## start Dataset records
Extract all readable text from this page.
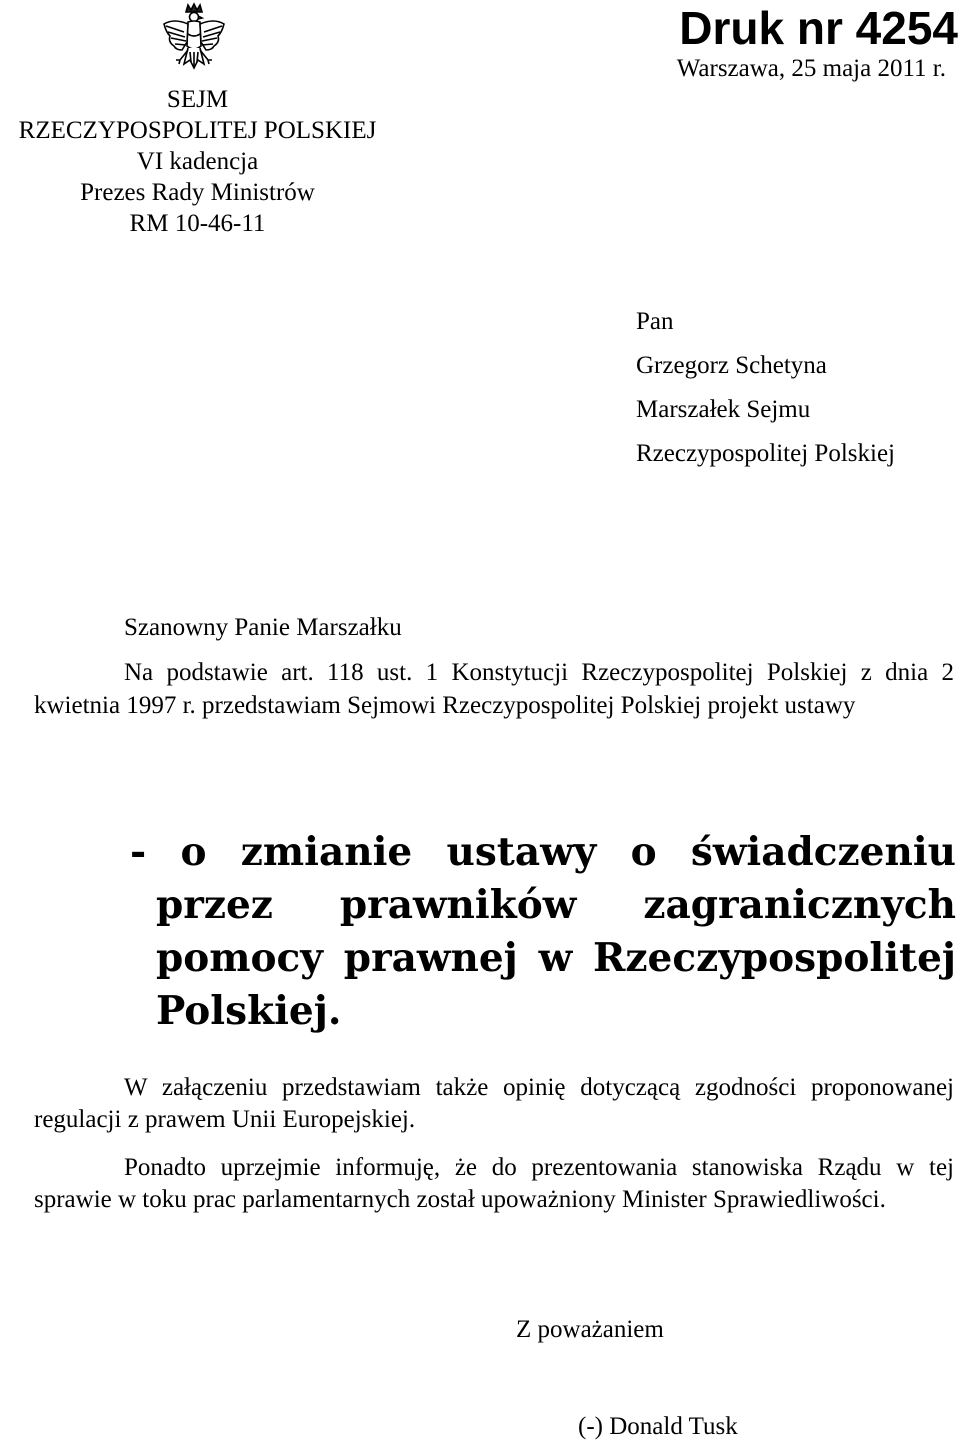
SEJM
RZECZYPOSPOLITEJ POLSKIEJ
VI kadencja
Prezes Rady Ministrów
RM 10-46-11
Druk nr 4254
Warszawa, 25 maja 2011 r.
Pan
Grzegorz Schetyna
Marszałek Sejmu
Rzeczypospolitej Polskiej
Szanowny Panie Marszałku
Na podstawie art. 118 ust. 1 Konstytucji Rzeczypospolitej Polskiej z dnia 2 kwietnia 1997 r. przedstawiam Sejmowi Rzeczypospolitej Polskiej projekt ustawy
- o zmianie ustawy o świadczeniu przez prawników zagranicznych pomocy prawnej w Rzeczypospolitej Polskiej.
W załączeniu przedstawiam także opinię dotyczącą zgodności proponowanej regulacji z prawem Unii Europejskiej.
Ponadto uprzejmie informuję, że do prezentowania stanowiska Rządu w tej sprawie w toku prac parlamentarnych został upoważniony Minister Sprawiedliwości.
Z poważaniem
(-) Donald Tusk
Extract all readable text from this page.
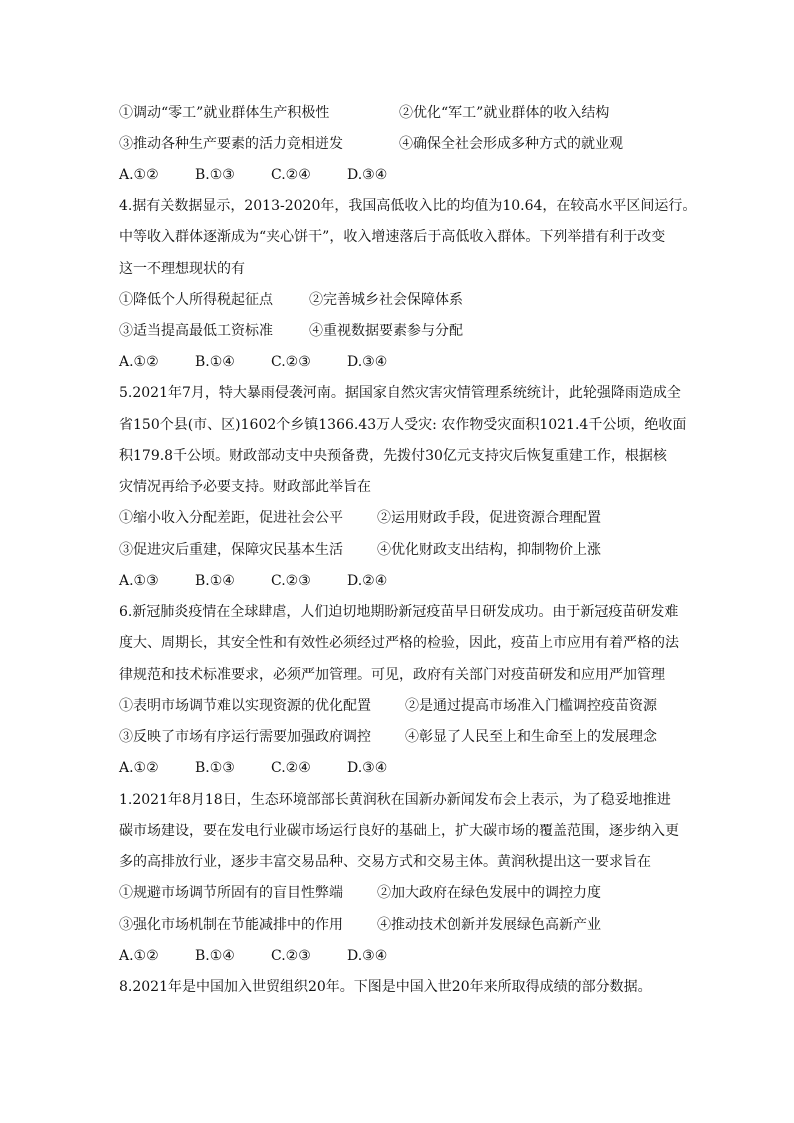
①调动“零工”就业群体生产积极性	②优化“军工”就业群体的收入结构
③推动各种生产要素的活力竞相迸发	④确保全社会形成多种方式的就业观
A.①②	B.①③	C.②④	D.③④
4.据有关数据显示，2013-2020年，我国高低收入比的均值为10.64，在较高水平区间运行。
中等收入群体逐渐成为“夹心饼干”，收入增速落后于高低收入群体。下列举措有利于改变
这一不理想现状的有
①降低个人所得税起征点	②完善城乡社会保障体系
③适当提高最低工资标准	④重视数据要素参与分配
A.①②	B.①④	C.②③	D.③④
5.2021年7月，特大暴雨侵袭河南。据国家自然灾害灾情管理系统统计，此轮强降雨造成全
省150个县(市、区)1602个乡镇1366.43万人受灾: 农作物受灾面积1021.4千公顷，绝收面
积179.8千公顷。财政部动支中央预备费，先拨付30亿元支持灾后恢复重建工作，根据核
灾情况再给予必要支持。财政部此举旨在
①缩小收入分配差距，促进社会公平 ②运用财政手段，促进资源合理配置
③促进灾后重建，保障灾民基本生活 ④优化财政支出结构，抑制物价上涨
A.①③	B.①④	C.②③	D.②④
6.新冠肺炎疫情在全球肆虐，人们迫切地期盼新冠疫苗早日研发成功。由于新冠疫苗研发难
度大、周期长，其安全性和有效性必须经过严格的检验，因此，疫苗上市应用有着严格的法
律规范和技术标准要求，必须严加管理。可见，政府有关部门对疫苗研发和应用严加管理
①表明市场调节难以实现资源的优化配置 ②是通过提高市场准入门槛调控疫苗资源
③反映了市场有序运行需要加强政府调控 ④彰显了人民至上和生命至上的发展理念
A.①②	B.①③	C.②④	D.③④
1.2021年8月18日，生态环境部部长黄润秋在国新办新闻发布会上表示，为了稳妥地推进
碳市场建设，要在发电行业碳市场运行良好的基础上，扩大碳市场的覆盖范围，逐步纳入更
多的高排放行业，逐步丰富交易品种、交易方式和交易主体。黄润秋提出这一要求旨在
①规避市场调节所固有的盲目性弊端 ②加大政府在绿色发展中的调控力度
③强化市场机制在节能减排中的作用 ④推动技术创新并发展绿色高新产业
A.①②	B.①④	C.②③	D.③④
8.2021年是中国加入世贸组织20年。下图是中国入世20年来所取得成绩的部分数据。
## end Dataset records
Pictures in the records must not appear in the copy; transcribe everything else precisely.

Extract all readable text from this page.
SEJM
RZECZYPOSPOLITEJ POLSKIEJ
VI kadencja
Prezes Rady Ministrów
RM 10-46-11
Druk nr 4254
Warszawa, 25 maja 2011 r.
Pan
Grzegorz Schetyna
Marszałek Sejmu
Rzeczypospolitej Polskiej
Szanowny Panie Marszałku
Na podstawie art. 118 ust. 1 Konstytucji Rzeczypospolitej Polskiej z dnia 2 kwietnia 1997 r. przedstawiam Sejmowi Rzeczypospolitej Polskiej projekt ustawy
- o zmianie ustawy o świadczeniu przez prawników zagranicznych pomocy prawnej w Rzeczypospolitej Polskiej.
W załączeniu przedstawiam także opinię dotyczącą zgodności proponowanej regulacji z prawem Unii Europejskiej.
Ponadto uprzejmie informuję, że do prezentowania stanowiska Rządu w tej sprawie w toku prac parlamentarnych został upoważniony Minister Sprawiedliwości.
Z poważaniem
(-) Donald Tusk
Extract all readable text from this page.
①调动“零工”就业群体生产积极性	②优化“军工”就业群体的收入结构
③推动各种生产要素的活力竞相迸发	④确保全社会形成多种方式的就业观
A.①②	B.①③	C.②④	D.③④
4.据有关数据显示，2013-2020年，我国高低收入比的均值为10.64，在较高水平区间运行。
中等收入群体逐渐成为“夹心饼干”，收入增速落后于高低收入群体。下列举措有利于改变
这一不理想现状的有
①降低个人所得税起征点	②完善城乡社会保障体系
③适当提高最低工资标准	④重视数据要素参与分配
A.①②	B.①④	C.②③	D.③④
5.2021年7月，特大暴雨侵袭河南。据国家自然灾害灾情管理系统统计，此轮强降雨造成全
省150个县(市、区)1602个乡镇1366.43万人受灾: 农作物受灾面积1021.4千公顷，绝收面
积179.8千公顷。财政部动支中央预备费，先拨付30亿元支持灾后恢复重建工作，根据核
灾情况再给予必要支持。财政部此举旨在
①缩小收入分配差距，促进社会公平 ②运用财政手段，促进资源合理配置
③促进灾后重建，保障灾民基本生活 ④优化财政支出结构，抑制物价上涨
A.①③	B.①④	C.②③	D.②④
6.新冠肺炎疫情在全球肆虐，人们迫切地期盼新冠疫苗早日研发成功。由于新冠疫苗研发难
度大、周期长，其安全性和有效性必须经过严格的检验，因此，疫苗上市应用有着严格的法
律规范和技术标准要求，必须严加管理。可见，政府有关部门对疫苗研发和应用严加管理
①表明市场调节难以实现资源的优化配置 ②是通过提高市场准入门槛调控疫苗资源
③反映了市场有序运行需要加强政府调控 ④彰显了人民至上和生命至上的发展理念
A.①②	B.①③	C.②④	D.③④
1.2021年8月18日，生态环境部部长黄润秋在国新办新闻发布会上表示，为了稳妥地推进
碳市场建设，要在发电行业碳市场运行良好的基础上，扩大碳市场的覆盖范围，逐步纳入更
多的高排放行业，逐步丰富交易品种、交易方式和交易主体。黄润秋提出这一要求旨在
①规避市场调节所固有的盲目性弊端 ②加大政府在绿色发展中的调控力度
③强化市场机制在节能减排中的作用 ④推动技术创新并发展绿色高新产业
A.①②	B.①④	C.②③	D.③④
8.2021年是中国加入世贸组织20年。下图是中国入世20年来所取得成绩的部分数据。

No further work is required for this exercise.